But Harris predicts that if the current drought continues without some major changes aimed at water conservation, the Middle Rio Grande could be headed for a standoff akin to the Klamath Falls situation in 2001 when a court ordered Fish and Wildlife to shut off irrigation water to thousands of farmers to protect several species of endangered fish. 

Head of the Interstate Stream Commission, Estevan Lopez, says something like that may have been possible in the Middle Rio Grande a decade ago, but no longer.  He says the whole point of the Collaborative Program has been to avoid exactly that kind of conflict by getting farmers, cities and conservationists to work together, bit by bit, toward a mutually beneficial solution.  And he thinks "bit by bit" is still the way to go.

"I don't think sweeping change across the board would be effective," says Lopez.  "I think we're giong to continue to fine tune our operations, and I think people are also going to begin to better understand what has bigger effects on fish and so forth.  So we'll know where we need to make more changes as we learn more.

And if some environmentalists are less-than-thrilled with its pace, most will still admit that the Endangered Species Act is one of…if not THE…best tools in existance for protecting  animals and their ecosystems.

What’s that quote about democracy being the worst form of government except for all the others?  It might apply here too.

What you will do: Reproduce the passage on the Middle Rio Grande drought word for word, from "But Harris predicts" up to and including "of endangered fish.".

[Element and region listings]

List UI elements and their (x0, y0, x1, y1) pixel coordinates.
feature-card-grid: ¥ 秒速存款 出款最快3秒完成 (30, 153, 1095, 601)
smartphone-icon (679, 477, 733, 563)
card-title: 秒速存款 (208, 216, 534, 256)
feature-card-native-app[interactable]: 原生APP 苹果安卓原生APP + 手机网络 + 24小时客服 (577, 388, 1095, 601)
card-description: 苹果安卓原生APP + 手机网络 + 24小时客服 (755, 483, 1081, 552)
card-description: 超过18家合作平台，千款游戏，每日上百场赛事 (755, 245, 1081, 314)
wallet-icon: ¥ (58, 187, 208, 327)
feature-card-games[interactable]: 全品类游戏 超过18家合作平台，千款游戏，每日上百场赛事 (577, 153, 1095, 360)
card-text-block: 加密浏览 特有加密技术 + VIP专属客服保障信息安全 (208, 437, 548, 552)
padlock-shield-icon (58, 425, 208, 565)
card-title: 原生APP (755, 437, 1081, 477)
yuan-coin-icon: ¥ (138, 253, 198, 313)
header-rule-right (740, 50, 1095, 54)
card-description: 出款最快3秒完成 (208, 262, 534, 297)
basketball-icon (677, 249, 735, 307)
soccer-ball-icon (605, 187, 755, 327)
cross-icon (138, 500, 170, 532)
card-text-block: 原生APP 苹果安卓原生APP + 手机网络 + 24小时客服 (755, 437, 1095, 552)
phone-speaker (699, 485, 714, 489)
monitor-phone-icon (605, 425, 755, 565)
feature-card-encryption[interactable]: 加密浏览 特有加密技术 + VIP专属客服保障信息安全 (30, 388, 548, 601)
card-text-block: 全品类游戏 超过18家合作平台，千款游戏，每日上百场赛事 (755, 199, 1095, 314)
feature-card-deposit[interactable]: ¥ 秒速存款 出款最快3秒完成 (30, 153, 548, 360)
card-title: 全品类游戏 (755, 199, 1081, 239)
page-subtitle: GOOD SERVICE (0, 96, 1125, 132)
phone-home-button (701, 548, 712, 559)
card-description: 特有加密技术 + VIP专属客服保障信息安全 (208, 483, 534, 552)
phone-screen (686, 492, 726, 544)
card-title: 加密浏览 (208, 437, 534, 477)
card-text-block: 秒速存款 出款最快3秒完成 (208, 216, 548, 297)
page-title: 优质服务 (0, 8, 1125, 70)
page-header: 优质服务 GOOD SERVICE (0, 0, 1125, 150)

Answer to this task:
But Harris predicts that if the current drought continues without some major changes aimed at water conservation, the Middle Rio Grande could be headed for a standoff akin to the Klamath Falls situation in 2001 when a court ordered Fish and Wildlife to shut off irrigation water to thousands of farmers to protect several species of endangered fish.